Copy out the lines that have "disposal" in them.

--- START OF Given information ---

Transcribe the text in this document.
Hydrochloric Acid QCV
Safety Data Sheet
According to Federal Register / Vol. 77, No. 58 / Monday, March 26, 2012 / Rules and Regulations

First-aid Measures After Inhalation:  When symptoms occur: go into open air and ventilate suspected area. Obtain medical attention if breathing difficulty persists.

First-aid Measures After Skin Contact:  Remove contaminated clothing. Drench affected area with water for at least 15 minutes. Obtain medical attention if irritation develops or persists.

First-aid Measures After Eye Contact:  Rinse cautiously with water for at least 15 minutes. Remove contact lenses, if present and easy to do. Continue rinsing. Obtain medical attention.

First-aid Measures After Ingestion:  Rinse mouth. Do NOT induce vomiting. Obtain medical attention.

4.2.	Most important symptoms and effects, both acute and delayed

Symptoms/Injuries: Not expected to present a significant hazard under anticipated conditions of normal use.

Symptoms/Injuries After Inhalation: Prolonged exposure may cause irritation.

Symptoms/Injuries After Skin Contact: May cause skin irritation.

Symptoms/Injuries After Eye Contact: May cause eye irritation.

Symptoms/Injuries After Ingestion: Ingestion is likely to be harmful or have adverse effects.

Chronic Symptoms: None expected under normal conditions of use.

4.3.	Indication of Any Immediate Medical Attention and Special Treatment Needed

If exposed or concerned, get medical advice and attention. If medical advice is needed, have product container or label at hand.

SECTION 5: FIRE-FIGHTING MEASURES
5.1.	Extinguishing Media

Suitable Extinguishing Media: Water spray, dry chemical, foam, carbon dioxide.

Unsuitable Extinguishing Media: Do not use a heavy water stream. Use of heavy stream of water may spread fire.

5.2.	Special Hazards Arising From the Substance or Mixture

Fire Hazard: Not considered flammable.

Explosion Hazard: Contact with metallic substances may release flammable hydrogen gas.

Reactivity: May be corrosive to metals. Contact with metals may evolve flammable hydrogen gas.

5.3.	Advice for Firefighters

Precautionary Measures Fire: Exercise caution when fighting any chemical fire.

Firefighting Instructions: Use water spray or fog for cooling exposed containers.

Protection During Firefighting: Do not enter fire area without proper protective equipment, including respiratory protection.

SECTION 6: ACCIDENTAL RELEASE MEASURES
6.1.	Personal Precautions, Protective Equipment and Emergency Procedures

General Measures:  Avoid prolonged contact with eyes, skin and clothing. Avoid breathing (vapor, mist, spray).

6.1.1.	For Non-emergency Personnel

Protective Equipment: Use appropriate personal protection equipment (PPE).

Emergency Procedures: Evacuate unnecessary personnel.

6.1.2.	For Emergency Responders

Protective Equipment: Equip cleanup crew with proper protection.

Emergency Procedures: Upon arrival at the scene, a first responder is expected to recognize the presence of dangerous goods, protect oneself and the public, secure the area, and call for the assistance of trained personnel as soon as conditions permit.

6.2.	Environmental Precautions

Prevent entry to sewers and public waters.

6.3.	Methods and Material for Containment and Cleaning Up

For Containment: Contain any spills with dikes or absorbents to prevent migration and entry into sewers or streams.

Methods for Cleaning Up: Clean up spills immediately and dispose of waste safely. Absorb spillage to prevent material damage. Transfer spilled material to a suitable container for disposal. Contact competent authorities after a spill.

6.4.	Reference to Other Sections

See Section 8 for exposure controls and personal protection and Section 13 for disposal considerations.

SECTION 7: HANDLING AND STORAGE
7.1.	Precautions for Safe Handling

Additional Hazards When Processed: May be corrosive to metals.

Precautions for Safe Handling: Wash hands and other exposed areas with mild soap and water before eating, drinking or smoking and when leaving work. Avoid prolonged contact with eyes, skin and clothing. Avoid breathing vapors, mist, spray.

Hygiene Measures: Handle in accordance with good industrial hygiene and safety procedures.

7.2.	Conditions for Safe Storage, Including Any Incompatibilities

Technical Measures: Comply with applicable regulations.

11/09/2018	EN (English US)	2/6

--- END OF Given information ---

▶ [Completed task]:
Methods for Cleaning Up: Clean up spills immediately and dispose of waste safely. Absorb spillage to prevent material damage. Transfer spilled material to a suitable container for disposal. Contact competent authorities after a spill.
See Section 8 for exposure controls and personal protection and Section 13 for disposal considerations.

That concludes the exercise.